**Provided text:**
The next phase of church development in Nigeria can be regarded as the stage of innocence. The church and the people had a harmonious relationship, more schools were built, teachers trained, the church had succeeded in winning the hearts and minds of the locals at least a majority benefited. A new social consciousness had been created.

Members of the churches gained ascendancy in the social ladder within the community. Their exemplary lifestyle distinguished them as many were known for truth and forthrightness. They were made community leaders, treasurers and secretaries, especially the literate amongst them.

The missionaries were revered as men and women with a higher calling. They gave sacrificially to the communities they found themselves. They became ingrained into the social fabric of these communities. The Catholic priest stood out as many of them had taken vows of celibacy and poverty.

They owned just the basics of life. Though, some, because they managed more than one parish, later drove Volkswagen beetle cars which were really pool cars for the priests within a parish. They had graduated from the fabled 'white horse' bicycles of yore.

Soon after political independence in 1970, an era of consciousness set into the Nigerian Church as we know it today. The civil war and the discovery of crude oil, acted as a catalyst to the social restructuring that took place thereafter. Nigeria had become prominent on the global map. The war attracted religious relief agencies like CARITAS and the Red Cross, while oil attracted British and American multi-nationals.

**Record excerpts:**
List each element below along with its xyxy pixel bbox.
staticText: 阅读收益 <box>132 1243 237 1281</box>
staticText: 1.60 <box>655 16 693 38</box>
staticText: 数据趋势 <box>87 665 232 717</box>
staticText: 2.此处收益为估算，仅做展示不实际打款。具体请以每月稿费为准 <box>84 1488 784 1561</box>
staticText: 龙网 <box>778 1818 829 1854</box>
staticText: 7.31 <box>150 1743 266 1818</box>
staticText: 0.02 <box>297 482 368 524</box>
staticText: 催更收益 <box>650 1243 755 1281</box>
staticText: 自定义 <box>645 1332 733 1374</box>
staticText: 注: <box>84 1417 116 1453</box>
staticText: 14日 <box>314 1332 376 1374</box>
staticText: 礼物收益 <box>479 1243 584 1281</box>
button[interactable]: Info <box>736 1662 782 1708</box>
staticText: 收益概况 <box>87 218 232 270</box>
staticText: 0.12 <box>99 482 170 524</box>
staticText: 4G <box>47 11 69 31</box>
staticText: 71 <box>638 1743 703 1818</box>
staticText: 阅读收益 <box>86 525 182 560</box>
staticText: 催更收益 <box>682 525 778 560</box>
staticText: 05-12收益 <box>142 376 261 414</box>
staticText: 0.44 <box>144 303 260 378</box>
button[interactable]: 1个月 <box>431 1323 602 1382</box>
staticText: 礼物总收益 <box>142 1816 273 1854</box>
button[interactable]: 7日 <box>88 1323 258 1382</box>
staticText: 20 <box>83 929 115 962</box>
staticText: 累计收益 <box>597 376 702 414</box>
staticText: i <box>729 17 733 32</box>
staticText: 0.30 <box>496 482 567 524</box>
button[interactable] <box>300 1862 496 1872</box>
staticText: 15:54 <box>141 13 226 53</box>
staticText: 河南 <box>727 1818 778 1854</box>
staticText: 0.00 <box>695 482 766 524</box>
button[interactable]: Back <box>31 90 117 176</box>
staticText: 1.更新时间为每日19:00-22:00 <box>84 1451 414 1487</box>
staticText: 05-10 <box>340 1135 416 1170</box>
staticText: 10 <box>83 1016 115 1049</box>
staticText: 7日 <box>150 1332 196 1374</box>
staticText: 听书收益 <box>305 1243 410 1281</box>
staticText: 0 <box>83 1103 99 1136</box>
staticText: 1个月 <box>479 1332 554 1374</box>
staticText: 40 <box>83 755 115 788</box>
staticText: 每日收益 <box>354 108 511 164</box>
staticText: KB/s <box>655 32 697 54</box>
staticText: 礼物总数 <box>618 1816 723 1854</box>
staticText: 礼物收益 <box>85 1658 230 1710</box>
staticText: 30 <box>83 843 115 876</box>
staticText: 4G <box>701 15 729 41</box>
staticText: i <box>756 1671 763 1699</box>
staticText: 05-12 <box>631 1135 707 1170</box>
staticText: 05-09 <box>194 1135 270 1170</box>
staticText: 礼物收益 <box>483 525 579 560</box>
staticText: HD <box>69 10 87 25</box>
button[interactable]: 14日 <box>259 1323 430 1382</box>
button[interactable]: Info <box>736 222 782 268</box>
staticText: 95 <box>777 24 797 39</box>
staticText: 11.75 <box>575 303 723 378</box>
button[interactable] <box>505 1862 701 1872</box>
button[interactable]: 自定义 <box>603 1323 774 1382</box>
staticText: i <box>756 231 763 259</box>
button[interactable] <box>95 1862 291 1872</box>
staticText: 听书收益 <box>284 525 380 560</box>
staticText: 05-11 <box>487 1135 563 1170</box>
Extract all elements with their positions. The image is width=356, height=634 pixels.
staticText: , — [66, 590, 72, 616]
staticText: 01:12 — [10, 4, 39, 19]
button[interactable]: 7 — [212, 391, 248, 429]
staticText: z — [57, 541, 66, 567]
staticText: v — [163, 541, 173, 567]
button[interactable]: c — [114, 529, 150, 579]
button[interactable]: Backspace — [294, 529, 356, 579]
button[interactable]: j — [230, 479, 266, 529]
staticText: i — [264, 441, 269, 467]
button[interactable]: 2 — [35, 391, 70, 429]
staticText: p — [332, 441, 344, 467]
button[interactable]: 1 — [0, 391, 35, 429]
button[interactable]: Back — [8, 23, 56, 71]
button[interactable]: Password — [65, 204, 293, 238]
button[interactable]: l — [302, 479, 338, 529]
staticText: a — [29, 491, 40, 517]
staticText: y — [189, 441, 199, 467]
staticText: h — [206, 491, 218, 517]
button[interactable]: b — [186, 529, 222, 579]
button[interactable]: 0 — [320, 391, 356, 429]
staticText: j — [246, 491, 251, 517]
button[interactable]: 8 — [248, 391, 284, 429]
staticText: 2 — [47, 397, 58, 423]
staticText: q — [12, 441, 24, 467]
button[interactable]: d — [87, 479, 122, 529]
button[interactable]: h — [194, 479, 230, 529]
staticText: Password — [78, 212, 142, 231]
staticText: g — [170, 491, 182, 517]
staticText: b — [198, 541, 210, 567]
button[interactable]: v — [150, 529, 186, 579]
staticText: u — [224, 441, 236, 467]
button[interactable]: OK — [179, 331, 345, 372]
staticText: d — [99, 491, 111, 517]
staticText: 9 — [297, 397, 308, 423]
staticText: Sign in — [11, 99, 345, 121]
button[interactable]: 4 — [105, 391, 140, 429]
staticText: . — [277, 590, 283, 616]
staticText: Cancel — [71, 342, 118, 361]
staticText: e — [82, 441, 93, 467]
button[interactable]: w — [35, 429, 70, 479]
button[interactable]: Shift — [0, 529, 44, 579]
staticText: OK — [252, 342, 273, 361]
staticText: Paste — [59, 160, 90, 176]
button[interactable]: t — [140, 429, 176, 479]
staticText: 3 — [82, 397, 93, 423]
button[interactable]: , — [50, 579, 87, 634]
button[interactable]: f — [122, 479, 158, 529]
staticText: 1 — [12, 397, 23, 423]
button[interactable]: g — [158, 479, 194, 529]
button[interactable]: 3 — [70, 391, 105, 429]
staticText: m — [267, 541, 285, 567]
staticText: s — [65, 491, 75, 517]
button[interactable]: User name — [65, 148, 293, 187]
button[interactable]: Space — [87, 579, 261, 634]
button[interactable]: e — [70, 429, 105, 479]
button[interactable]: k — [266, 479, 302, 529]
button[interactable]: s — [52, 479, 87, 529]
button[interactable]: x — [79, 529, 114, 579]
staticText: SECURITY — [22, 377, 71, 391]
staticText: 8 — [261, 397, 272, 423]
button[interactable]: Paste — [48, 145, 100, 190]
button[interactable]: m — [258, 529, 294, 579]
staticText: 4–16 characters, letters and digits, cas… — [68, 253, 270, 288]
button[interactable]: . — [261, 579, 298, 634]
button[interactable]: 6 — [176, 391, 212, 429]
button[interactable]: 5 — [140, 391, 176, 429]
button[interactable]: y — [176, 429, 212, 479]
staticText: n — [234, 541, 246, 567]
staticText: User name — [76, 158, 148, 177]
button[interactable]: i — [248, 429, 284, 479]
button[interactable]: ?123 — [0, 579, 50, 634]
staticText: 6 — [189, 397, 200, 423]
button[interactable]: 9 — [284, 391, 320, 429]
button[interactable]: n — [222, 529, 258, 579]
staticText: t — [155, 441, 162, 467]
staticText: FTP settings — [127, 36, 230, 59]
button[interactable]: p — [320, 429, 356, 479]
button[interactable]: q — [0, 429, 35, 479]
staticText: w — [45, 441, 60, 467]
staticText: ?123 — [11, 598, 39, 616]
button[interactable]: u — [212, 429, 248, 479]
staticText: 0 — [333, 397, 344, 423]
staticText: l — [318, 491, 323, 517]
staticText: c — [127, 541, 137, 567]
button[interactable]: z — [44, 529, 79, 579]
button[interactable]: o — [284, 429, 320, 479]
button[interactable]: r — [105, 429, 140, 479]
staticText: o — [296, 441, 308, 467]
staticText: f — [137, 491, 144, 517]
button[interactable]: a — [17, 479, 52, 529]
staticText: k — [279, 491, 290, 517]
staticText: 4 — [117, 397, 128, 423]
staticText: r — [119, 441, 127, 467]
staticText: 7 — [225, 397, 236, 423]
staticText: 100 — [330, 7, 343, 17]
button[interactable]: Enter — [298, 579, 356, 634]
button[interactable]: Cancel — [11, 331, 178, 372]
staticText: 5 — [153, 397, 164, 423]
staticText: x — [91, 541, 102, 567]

**Problem set:**
1. Rewrite the paragraph of the Nigerian church text that begins "Members of the churches gained ascendancy" in a shorter form, keeping its main facts.
2. Carry the account of church development in Nigeria forward from its last sentence.

**Task answers:**
1. Church members rose in social standing in their communities. Known for their truthful, forthright way of life, many became community leaders, treasurers and secretaries, especially those who could read and write.

2.
The indigenization policy of government, helped to reposition and realign the major key actors in the Nigerian project. T. Nigerian music was incorporated to worship service, Nigerian ministers were equally growing in number, a new social class was been birthed. The minister, priest or pastor as he was called, is to intercede between God and the people. Many went by the name, 'Man-of-God'.

As the social consciousness grew, a segment of believers felt that local churches needed to control their finances. They desired autonomy in certain areas of relationship with the mother churches overseas. Prior to this time, the practice was to remit all collections, offerings and donations to Rome and England first before reimbursement back to the local churches were done.

At this time, the American version of the Pentecostal movement was gaining ground in Nigeria being championed by the Assemblies of God Churches, Four Square churches and other American faith based organizations.

It gained instant popularity because like most American exports, they were big and aggressive on most fronts; these evangelisms were tagged 'crusades'. Preachers like Oral Robert, Billy Graham, T.L Osborn, Fredrick Price were popular and demonstrated the Pentecostal powers through healings and deliverances from satanic powers and stronghold.